→ **WHAT NEEDS TO BE DONE**: Copy all lines in which the word "content" can be found.

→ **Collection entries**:

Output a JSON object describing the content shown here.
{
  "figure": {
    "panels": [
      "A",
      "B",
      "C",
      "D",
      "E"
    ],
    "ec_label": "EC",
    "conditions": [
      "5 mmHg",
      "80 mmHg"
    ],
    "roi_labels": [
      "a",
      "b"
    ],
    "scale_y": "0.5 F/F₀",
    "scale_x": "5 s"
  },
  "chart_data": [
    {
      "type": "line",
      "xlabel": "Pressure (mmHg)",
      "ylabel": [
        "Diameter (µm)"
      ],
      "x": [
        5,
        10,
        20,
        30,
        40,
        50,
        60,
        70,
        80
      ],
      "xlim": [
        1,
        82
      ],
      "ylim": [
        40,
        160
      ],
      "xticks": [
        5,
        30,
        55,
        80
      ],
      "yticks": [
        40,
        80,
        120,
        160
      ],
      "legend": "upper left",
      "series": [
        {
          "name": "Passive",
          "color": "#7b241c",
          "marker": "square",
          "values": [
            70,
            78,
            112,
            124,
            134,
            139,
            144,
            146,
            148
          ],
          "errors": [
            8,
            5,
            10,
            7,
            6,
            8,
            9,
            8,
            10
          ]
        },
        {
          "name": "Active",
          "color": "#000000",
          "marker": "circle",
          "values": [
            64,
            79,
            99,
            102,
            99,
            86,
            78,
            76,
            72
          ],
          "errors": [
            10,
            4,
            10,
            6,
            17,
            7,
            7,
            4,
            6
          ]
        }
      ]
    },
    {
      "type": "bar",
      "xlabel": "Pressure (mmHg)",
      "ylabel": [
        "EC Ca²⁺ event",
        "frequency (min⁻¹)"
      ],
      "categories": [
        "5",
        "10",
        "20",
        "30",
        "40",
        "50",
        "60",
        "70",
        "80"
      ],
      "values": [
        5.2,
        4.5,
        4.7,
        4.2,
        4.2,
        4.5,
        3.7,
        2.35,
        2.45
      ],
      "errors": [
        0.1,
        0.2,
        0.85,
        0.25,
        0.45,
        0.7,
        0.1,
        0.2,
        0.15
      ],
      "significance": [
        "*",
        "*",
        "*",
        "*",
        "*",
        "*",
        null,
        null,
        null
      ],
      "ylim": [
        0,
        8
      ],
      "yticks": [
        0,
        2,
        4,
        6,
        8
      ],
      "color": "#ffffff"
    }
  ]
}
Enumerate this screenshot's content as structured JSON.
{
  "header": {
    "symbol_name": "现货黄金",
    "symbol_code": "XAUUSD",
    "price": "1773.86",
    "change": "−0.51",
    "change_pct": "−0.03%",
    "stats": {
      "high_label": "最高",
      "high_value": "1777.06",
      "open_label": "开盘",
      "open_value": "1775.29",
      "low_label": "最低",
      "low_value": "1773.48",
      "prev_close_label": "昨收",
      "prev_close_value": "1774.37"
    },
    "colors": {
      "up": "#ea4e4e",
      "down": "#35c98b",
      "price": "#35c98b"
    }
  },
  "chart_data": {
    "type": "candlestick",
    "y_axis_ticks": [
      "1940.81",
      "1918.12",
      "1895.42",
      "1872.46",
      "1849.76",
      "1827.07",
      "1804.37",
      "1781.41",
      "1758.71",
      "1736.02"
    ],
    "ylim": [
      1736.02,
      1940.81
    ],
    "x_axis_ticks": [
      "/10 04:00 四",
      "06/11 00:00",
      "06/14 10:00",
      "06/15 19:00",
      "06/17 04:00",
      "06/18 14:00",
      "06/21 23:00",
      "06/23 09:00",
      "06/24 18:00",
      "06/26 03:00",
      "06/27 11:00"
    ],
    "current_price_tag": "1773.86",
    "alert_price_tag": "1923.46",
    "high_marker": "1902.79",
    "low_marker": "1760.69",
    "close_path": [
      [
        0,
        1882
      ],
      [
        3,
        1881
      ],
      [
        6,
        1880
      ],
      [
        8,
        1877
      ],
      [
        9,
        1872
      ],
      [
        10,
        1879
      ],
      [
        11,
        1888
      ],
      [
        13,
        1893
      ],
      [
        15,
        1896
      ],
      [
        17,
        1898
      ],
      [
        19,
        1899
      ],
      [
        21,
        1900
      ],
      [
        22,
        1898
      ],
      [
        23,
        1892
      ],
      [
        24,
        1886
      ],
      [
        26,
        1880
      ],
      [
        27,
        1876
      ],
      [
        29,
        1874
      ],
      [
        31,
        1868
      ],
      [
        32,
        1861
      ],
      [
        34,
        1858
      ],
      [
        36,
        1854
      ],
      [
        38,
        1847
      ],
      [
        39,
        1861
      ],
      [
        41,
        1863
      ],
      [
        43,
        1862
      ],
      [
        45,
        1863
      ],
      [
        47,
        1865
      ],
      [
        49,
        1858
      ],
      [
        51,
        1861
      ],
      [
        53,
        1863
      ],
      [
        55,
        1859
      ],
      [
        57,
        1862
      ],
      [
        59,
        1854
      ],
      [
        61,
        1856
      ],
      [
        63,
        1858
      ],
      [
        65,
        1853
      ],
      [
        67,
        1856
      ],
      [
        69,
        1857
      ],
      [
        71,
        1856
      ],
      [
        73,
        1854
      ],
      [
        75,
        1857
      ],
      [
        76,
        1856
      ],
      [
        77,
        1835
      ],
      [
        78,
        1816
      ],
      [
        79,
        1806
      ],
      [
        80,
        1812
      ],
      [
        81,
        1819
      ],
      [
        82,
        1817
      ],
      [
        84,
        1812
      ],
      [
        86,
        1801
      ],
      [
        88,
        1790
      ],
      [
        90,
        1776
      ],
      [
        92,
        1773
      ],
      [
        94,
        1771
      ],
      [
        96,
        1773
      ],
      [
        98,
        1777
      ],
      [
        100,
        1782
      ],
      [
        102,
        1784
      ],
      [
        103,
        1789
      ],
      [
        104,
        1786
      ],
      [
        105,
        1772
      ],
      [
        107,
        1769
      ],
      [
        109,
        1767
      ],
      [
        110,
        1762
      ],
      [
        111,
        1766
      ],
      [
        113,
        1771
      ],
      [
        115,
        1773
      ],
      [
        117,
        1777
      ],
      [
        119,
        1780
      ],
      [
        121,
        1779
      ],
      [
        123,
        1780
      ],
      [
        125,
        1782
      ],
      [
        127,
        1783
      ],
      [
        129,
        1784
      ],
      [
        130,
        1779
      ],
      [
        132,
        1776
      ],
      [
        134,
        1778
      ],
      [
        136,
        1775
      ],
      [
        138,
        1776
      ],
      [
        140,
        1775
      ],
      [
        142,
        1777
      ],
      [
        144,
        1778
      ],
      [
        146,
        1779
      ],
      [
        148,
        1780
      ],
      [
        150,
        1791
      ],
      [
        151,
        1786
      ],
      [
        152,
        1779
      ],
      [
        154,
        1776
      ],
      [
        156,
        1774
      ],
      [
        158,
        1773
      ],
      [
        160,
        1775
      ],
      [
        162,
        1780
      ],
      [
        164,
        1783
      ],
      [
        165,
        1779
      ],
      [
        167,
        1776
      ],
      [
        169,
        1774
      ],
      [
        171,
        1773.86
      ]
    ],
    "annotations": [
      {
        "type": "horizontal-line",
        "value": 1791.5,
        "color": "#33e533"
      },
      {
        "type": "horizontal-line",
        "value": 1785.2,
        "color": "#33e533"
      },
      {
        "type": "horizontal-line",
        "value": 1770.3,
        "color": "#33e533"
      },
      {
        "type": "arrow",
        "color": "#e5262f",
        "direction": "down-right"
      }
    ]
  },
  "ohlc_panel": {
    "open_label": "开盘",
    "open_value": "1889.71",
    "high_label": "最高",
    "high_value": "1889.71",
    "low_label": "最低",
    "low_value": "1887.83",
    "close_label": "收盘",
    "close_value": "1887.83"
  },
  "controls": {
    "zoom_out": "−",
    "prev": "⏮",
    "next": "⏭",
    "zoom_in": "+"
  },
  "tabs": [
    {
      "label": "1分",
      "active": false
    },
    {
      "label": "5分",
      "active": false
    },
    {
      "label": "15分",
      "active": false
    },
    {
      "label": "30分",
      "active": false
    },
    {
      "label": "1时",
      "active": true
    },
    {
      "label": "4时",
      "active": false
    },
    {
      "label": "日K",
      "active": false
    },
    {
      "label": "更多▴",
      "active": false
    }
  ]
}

→ **RESULT**:
Output a JSON object describing the content shown here.
Enumerate this screenshot's content as structured JSON.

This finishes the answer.